- **Required work**
A - Repeat word for word the portion of the blog post about science and a phone call between "My phone rang.  This" and "science, it’s ok.", inclusive.
B - Go on with the blog post about science and a phone call, picking up after its final sentence.

- **Source passage**
============

Wednesday, 29 May 2013

a funny little voice

I think I was on my fourth beer, don’t worry, I got em cheap.  I was sat in the kitchen with my girl and a friend of ours.  Sarah was talking about how her partner was heading to Tassie to study stone crafted tools at the museum.  She says he’s hopeful of tracing their journey across the coast, he suspects they may have been made for trade.  I started to ask Sarah how he was going to do this, and then stopped.  She could tell me, but what’s the point?  I don’t get science.  I’ve watched docos, read articles and even been lucky enough to speak to real live archaeologists (without the hats, but they still count) who have patiently explained what they do when they dig and study and grow our world.  I listen, fascinated and faltering, grasping what I can and waving in the rear view mirror at the facets and facts I can’t retain, watching them bob away in the wake of a story on an ocean of things I will never really understand.

My phone rang.  This phone, it’s what the kids are using these days.  It’s a mobile.  No cords, no wires, no worries - It’s a smart phone.  I answered, and then heard my little sister’s voice in my ear.  She was calling from the country, sitting in a room I couldn’t see, talking into a little piece of plastic that turned her voice into binary and sent it to the little piece of plastic smushed up against my cheek.  The data (Meg’s voice) I think bounces off satellites before it gets to me.  It might also travel through some cables along the way maybe, I’m not sure.  I know it works, I’m not sure how, but it’s science, it’s ok.

============

Stored records:
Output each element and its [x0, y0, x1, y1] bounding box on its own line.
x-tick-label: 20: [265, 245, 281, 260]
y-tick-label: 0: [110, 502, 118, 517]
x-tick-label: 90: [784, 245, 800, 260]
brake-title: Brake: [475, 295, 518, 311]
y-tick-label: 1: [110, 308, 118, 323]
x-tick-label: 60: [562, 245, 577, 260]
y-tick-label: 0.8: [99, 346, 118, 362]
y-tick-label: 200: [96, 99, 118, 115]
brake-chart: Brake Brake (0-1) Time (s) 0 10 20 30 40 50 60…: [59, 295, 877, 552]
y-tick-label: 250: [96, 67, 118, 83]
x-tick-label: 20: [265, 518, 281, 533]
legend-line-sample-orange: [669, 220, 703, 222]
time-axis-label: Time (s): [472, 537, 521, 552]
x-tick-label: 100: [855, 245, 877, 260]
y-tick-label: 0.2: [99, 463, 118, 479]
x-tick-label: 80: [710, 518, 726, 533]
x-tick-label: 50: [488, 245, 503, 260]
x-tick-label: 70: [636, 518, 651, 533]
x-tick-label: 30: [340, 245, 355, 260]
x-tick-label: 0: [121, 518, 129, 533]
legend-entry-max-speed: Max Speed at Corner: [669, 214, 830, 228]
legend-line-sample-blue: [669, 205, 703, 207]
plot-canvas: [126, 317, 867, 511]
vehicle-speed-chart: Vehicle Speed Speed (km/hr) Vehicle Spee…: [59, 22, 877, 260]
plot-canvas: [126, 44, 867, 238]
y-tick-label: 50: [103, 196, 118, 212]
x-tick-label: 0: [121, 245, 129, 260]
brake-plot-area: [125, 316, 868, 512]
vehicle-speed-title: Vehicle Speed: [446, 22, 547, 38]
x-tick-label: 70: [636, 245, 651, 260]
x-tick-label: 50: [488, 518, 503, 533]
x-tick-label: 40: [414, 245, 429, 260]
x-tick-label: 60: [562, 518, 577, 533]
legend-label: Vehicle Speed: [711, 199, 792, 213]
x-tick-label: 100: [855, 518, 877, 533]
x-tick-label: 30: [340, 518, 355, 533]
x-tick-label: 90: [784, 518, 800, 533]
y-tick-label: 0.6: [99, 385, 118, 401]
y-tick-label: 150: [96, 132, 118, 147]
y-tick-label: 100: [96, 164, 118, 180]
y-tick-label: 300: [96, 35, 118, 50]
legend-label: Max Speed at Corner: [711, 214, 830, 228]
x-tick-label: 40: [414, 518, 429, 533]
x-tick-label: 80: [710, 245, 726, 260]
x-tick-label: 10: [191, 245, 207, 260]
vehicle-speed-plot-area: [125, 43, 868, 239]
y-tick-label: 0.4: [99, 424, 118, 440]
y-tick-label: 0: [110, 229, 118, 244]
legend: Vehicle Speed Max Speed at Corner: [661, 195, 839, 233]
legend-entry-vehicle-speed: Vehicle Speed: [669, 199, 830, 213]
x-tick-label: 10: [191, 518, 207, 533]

============

- **Written answers**
A -
My phone rang.  This phone, it’s what the kids are using these days.  It’s a mobile.  No cords, no wires, no worries - It’s a smart phone.  I answered, and then heard my little sister’s voice in my ear.  She was calling from the country, sitting in a room I couldn’t see, talking into a little piece of plastic that turned her voice into binary and sent it to the little piece of plastic smushed up against my cheek.  The data (Meg’s voice) I think bounces off satellites before it gets to me.  It might also travel through some cables along the way maybe, I’m not sure.  I know it works, I’m not sure how, but it’s science, it’s ok.

B -
Meg sounded light.  She was tired, but beaming.  I didn’t know people did that on the phone.  A voice gets scrambled up into numbers, shot from a cannon and then put back together a split second later, usually things come out in the wash.  But last night, on the phone my little sister beamed, she was as happy as an idiot in a sunshower.  She laughed, and then I heard another voice, a smaller, higher, funnier one.  It was my nephew, a tiny little human I have never seen.  His funny little voice a new toy, his dad a mountain no monster could scale, his mum an answer for everything.  I pressed my smart phone up to my stupid head and drank my ear full to the brim.

Later I hung up and walked back into the kitchen to open a fresh beer.  I had an eyelash in my eye; the girls didn’t believe me.        

Wednesday, 8 May 2013

eyeballing the everything


Harry was thick skinned, that’s not a turn of phrase.  To be fair he was thin skinned where it counted, but his wrists?  Thick.  He’d been digging away with a bone saw for twenty minutes before he saw a single drop of blood.  Thankfully his persistence paid off, and bleed he did - finally.

It was time to celebrate.  He made himself a toasted cheese sandwich and sat on an upturned bucket in the backyard.  The morning sun shone warm and easy on the back of his neck and rolled down beneath his shirt like honey.  Above him the sky sat still, open and honest.  Harry crunched into his sandwich.  A warm oily glob of gooey cheese greased through corner of his mouth and landed on his shoe, man, it was a really good sandwich. 

As he sat there soaking up the sun, eyeballing the everything, chewing, slurping and bleeding, Harry realised he had it all.  Every little bit, and then some.  Harry started to sing.  He didn’t bother with words; he just set loose the sounds in his head, in his fingers and balls, blistering and free to the wobbly cadence of his tin can heart.  A spittley crumb peppered mist painted his song as his joy rang up and out into the May morning sky, a disgusting, blood pounding, dream-weaving warble.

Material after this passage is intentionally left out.